_Work to complete:_ State the number of lines that contain the word "Hours", and add nothing else.

_Input rows:_
■ ■ ■ ■ ■ ■ ■

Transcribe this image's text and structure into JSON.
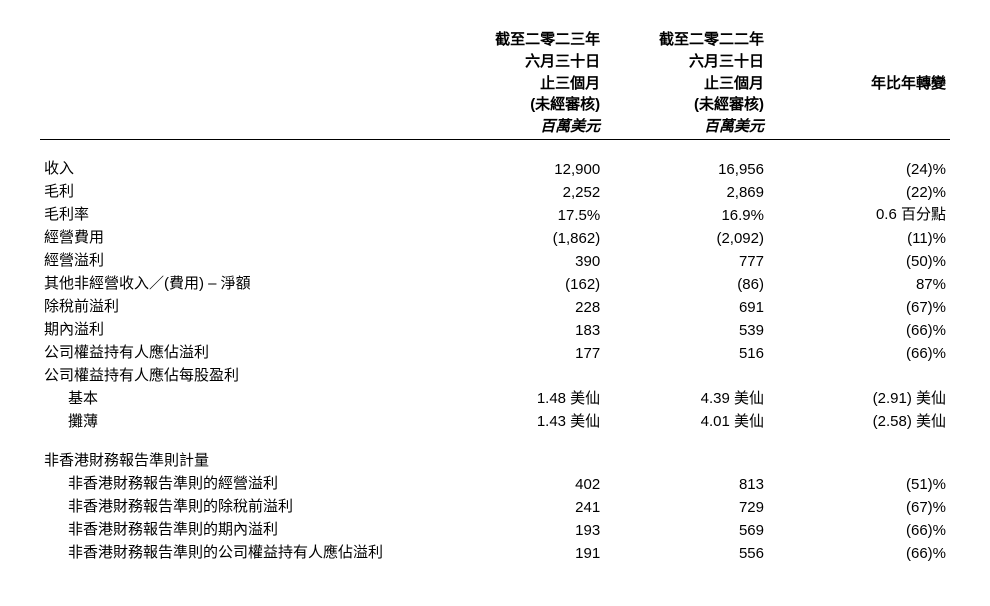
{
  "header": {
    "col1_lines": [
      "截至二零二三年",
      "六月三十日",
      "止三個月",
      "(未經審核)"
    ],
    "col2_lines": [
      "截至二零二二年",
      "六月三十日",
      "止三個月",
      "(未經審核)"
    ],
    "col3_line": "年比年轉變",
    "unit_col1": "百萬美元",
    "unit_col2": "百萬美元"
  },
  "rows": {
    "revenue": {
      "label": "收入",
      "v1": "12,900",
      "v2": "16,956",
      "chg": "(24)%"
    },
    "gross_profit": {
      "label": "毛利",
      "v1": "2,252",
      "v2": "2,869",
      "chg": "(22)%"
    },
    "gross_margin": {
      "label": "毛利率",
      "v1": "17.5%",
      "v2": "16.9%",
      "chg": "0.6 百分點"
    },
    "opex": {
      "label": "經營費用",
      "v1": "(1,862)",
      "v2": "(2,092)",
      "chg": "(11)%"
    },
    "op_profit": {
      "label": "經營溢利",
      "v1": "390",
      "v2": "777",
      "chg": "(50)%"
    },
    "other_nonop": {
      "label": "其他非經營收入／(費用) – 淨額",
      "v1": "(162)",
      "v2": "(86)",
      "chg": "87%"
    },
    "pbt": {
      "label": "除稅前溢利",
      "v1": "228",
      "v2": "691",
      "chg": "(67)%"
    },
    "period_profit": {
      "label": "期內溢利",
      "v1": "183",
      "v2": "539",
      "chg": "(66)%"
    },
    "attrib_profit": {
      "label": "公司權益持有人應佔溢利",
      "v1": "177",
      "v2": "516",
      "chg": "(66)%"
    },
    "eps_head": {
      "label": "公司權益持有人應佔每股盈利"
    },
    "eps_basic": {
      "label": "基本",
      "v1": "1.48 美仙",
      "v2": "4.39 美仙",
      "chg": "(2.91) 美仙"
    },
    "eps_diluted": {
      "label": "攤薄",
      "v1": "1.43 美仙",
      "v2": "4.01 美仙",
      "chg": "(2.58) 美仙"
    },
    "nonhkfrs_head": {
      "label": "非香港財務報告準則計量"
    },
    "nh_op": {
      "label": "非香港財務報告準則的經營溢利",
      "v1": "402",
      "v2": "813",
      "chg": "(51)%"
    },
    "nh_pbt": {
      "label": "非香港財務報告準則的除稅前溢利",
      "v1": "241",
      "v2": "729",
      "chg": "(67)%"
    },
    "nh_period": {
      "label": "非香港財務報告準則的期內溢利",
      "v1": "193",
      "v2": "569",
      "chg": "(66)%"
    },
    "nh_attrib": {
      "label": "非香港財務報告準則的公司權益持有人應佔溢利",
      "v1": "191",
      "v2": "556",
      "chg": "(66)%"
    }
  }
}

■ ■ ■ ■ ■ ■ ■

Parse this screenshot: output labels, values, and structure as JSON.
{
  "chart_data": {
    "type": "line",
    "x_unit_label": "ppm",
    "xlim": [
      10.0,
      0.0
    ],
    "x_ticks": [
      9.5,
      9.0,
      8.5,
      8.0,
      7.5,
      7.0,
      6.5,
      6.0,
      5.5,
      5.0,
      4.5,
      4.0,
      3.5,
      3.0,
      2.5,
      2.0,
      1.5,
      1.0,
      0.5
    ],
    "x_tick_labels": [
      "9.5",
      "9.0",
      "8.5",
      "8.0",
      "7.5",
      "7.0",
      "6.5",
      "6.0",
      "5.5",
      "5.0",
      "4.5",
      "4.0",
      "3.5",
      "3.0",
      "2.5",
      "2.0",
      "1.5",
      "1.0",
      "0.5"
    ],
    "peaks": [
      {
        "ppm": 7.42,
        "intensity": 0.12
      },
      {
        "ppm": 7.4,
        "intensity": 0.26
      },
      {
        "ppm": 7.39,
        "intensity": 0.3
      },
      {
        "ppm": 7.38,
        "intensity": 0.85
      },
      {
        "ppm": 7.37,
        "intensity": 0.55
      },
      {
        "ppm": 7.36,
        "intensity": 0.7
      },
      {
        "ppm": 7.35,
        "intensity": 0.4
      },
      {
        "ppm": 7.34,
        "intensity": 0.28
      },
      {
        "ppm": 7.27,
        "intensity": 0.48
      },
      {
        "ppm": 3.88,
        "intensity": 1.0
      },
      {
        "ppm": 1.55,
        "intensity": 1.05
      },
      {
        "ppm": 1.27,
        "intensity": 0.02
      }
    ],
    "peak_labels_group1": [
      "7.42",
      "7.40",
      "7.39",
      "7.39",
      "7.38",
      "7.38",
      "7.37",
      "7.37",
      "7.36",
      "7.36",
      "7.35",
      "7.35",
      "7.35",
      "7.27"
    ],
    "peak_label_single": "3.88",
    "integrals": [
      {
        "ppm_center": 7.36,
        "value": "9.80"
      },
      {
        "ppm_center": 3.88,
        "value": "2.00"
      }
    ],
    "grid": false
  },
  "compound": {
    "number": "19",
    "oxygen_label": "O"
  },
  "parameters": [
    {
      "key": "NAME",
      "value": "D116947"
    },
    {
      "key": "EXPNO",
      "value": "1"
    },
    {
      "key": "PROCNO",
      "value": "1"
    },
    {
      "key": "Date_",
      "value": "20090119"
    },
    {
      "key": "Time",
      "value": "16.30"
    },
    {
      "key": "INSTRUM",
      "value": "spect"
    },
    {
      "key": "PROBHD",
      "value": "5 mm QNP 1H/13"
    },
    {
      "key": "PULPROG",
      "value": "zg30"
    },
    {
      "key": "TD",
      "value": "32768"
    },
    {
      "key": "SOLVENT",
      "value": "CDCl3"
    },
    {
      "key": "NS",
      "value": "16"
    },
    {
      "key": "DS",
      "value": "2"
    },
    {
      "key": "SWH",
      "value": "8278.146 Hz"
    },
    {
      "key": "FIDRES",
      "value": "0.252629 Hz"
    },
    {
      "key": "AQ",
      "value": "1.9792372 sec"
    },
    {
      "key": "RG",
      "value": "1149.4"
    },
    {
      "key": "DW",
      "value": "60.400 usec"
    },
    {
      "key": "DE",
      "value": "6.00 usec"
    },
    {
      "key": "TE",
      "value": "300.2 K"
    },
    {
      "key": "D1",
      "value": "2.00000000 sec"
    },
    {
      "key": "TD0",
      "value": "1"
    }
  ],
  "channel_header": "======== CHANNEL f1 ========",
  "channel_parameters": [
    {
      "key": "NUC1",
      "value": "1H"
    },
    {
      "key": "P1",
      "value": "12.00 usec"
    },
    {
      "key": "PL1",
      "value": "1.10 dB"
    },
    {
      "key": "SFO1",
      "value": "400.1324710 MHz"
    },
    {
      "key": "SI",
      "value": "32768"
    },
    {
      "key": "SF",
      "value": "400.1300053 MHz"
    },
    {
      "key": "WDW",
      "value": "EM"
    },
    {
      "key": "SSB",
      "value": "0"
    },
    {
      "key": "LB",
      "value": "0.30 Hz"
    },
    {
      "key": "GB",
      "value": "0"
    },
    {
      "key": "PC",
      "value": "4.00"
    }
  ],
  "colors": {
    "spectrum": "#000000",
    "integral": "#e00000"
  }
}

■ ■ ■ ■ ■ ■ ■

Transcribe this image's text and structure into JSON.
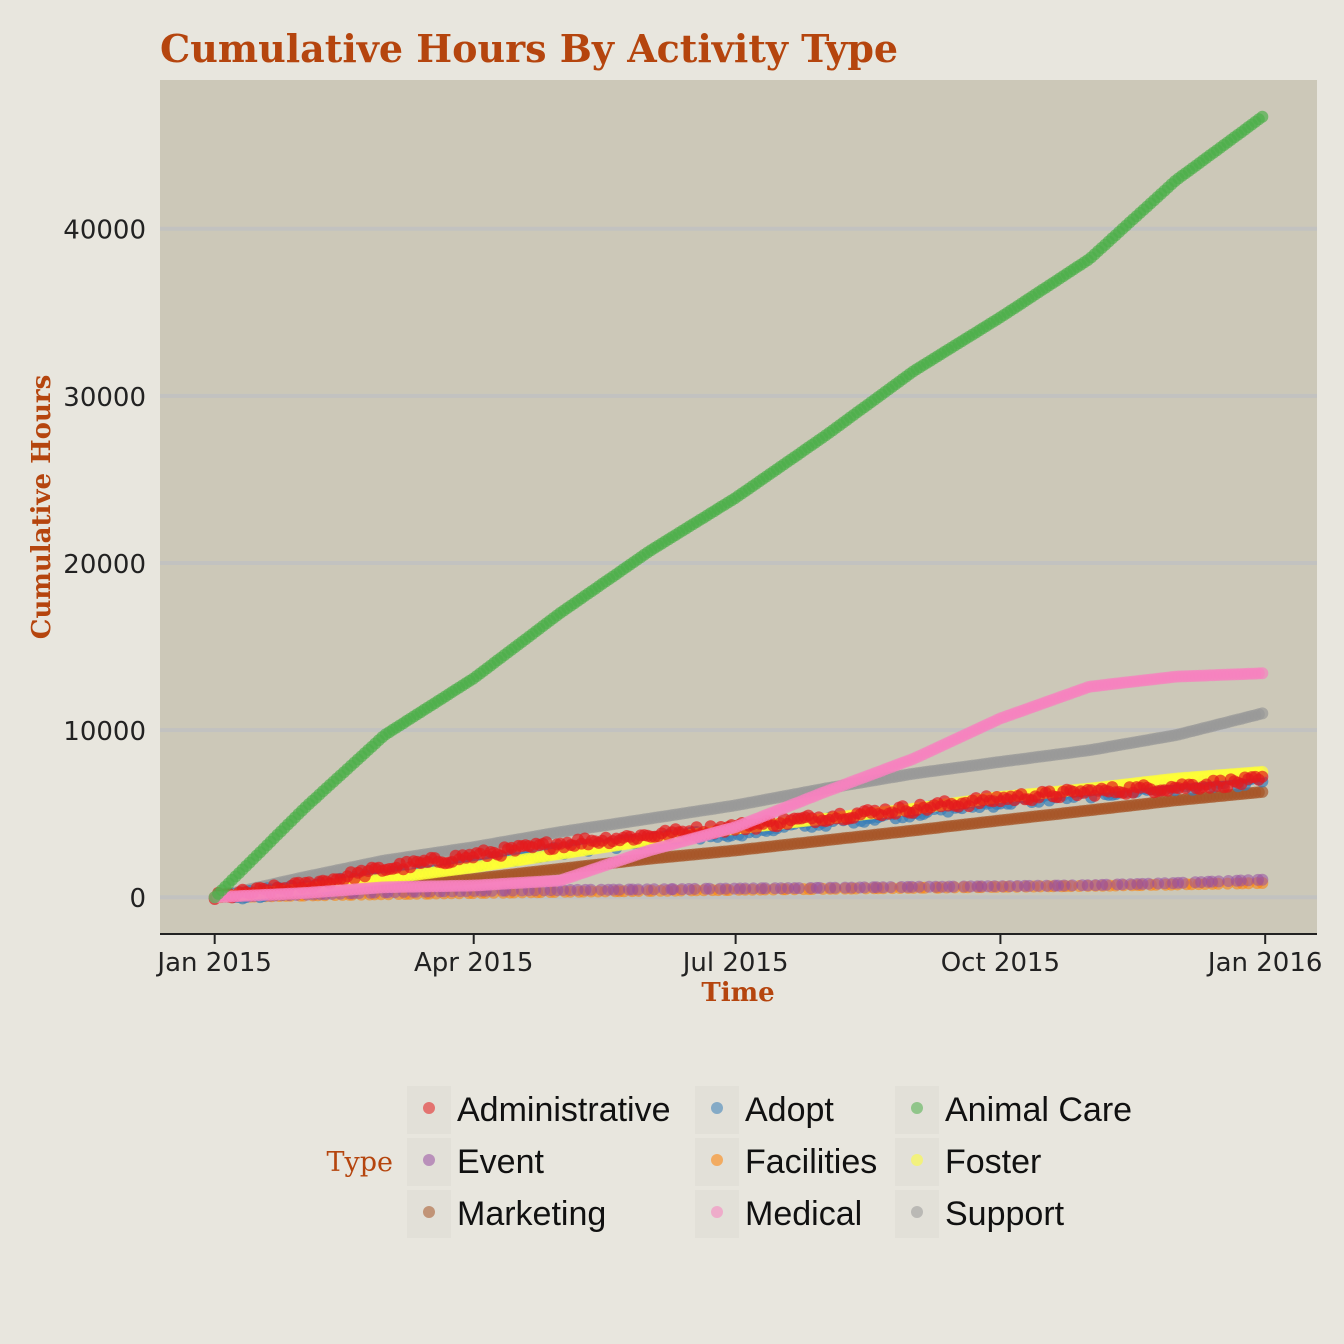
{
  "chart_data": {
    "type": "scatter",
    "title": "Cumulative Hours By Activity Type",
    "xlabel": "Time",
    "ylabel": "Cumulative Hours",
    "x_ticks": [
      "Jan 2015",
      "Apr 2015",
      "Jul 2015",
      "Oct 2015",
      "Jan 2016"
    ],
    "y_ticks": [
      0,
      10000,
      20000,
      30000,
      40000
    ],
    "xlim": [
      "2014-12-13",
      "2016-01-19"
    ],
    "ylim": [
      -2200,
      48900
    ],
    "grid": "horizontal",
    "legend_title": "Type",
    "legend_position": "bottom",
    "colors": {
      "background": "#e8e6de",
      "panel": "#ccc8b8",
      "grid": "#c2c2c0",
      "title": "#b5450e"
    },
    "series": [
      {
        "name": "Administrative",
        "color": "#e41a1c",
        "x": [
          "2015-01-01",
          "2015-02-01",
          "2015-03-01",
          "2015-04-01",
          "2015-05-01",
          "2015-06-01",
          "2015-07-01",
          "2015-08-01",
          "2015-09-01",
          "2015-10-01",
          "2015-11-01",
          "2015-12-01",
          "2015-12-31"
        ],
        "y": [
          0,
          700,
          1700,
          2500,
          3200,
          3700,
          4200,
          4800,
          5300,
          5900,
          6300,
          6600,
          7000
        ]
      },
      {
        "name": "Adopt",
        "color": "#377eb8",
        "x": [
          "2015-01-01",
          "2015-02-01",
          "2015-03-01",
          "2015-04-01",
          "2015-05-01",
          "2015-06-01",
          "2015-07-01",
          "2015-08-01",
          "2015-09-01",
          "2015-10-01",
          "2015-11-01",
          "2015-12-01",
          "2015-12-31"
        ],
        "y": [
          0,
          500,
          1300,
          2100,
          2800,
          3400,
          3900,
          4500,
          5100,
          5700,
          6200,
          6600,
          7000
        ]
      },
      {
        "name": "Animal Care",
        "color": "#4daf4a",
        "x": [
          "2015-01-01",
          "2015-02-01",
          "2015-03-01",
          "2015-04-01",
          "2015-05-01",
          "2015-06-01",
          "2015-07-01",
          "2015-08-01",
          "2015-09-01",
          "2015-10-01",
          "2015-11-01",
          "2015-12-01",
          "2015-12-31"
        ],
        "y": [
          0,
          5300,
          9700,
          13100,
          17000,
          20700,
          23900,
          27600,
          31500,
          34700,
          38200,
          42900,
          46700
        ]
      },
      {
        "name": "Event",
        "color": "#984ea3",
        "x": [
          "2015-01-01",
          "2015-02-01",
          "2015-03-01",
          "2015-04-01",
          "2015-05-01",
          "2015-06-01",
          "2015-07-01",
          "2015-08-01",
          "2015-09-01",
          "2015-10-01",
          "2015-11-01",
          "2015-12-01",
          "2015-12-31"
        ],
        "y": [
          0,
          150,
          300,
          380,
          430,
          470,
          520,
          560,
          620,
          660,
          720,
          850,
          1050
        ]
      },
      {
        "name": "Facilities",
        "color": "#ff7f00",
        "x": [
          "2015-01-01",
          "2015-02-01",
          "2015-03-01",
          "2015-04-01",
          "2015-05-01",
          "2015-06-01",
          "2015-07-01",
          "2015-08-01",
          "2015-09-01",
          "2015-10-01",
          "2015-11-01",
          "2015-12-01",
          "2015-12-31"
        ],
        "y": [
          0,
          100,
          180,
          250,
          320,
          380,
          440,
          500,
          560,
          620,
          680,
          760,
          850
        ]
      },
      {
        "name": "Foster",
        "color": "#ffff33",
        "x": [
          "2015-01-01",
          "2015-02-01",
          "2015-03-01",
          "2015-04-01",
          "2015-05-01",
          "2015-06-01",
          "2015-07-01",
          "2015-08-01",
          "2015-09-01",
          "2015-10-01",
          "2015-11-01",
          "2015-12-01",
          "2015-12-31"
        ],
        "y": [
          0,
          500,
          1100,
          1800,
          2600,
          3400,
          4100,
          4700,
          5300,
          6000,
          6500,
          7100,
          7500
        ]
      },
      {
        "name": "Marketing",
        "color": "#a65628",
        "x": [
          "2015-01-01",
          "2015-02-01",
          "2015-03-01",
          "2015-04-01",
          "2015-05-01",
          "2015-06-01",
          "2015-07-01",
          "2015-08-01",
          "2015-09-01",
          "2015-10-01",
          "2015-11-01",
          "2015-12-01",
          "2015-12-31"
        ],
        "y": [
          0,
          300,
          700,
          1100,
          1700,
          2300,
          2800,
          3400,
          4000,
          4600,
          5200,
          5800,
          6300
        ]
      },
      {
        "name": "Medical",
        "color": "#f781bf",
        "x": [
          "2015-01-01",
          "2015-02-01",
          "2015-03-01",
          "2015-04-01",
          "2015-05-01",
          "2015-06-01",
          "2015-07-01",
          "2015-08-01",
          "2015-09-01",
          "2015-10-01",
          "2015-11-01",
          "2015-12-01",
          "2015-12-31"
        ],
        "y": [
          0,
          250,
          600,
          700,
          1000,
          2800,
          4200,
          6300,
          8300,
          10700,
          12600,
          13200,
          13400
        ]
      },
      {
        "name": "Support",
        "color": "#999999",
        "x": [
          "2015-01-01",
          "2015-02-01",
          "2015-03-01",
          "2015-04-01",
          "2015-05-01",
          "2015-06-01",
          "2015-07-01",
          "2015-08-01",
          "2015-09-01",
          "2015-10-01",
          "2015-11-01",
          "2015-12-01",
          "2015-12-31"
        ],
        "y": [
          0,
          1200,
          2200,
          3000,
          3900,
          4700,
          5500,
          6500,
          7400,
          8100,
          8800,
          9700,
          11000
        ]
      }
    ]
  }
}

■ ■ ■ ■ ■ ■ ■

_Result for this exercise:_ 2